═══ TEXTE
Bien que plus de 80% des PC soient liées à l'alcool, moins de 5% des consommateurs excessifs d'alcool développent une PC.
Mécanisme de l'amaigrissement dans la PC
L'amaigrissement est en partie lié aux douleurs, les patients restreignant leur alimentation qui déclenche les douleurs.
Prévalence et sex-ratio de la pancréatite chronique
Prévalence : 25/100 000 habitants, âge moyen de début vers 40 ans. Nette prédominance masculine (80%).
══════
═══ DONNÉES
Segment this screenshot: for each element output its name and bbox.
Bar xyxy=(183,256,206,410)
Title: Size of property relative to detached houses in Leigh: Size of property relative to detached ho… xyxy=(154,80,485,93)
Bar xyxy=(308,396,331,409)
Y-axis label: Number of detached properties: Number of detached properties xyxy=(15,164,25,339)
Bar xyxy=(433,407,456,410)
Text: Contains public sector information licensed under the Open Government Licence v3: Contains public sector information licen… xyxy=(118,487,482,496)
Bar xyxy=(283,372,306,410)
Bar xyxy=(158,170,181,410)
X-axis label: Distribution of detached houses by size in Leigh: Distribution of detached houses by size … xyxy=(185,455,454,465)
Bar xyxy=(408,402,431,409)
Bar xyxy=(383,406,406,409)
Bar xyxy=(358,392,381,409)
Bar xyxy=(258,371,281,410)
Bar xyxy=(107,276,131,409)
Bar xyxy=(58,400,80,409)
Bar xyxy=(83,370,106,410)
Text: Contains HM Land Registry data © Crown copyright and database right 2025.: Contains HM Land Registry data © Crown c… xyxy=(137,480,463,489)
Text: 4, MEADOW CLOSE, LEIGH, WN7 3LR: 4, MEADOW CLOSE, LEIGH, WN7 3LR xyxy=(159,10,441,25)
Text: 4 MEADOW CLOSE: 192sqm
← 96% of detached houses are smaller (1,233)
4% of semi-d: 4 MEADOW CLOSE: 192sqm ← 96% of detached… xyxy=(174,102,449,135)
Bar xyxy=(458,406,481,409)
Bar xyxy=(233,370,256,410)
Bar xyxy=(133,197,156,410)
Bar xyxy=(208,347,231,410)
══════
[VOTRE TÂCHE]
Relevez, dans l'ordre où elles apparaissent, toutes les valeurs chiffrées que contient le texte sur la pancréatite chronique. Les données ne servent pas à cet exercice.

[RÉPONSE]
- plus de 80%
- moins de 5%
- 25/100 000 habitants
- vers 40 ans
- 80%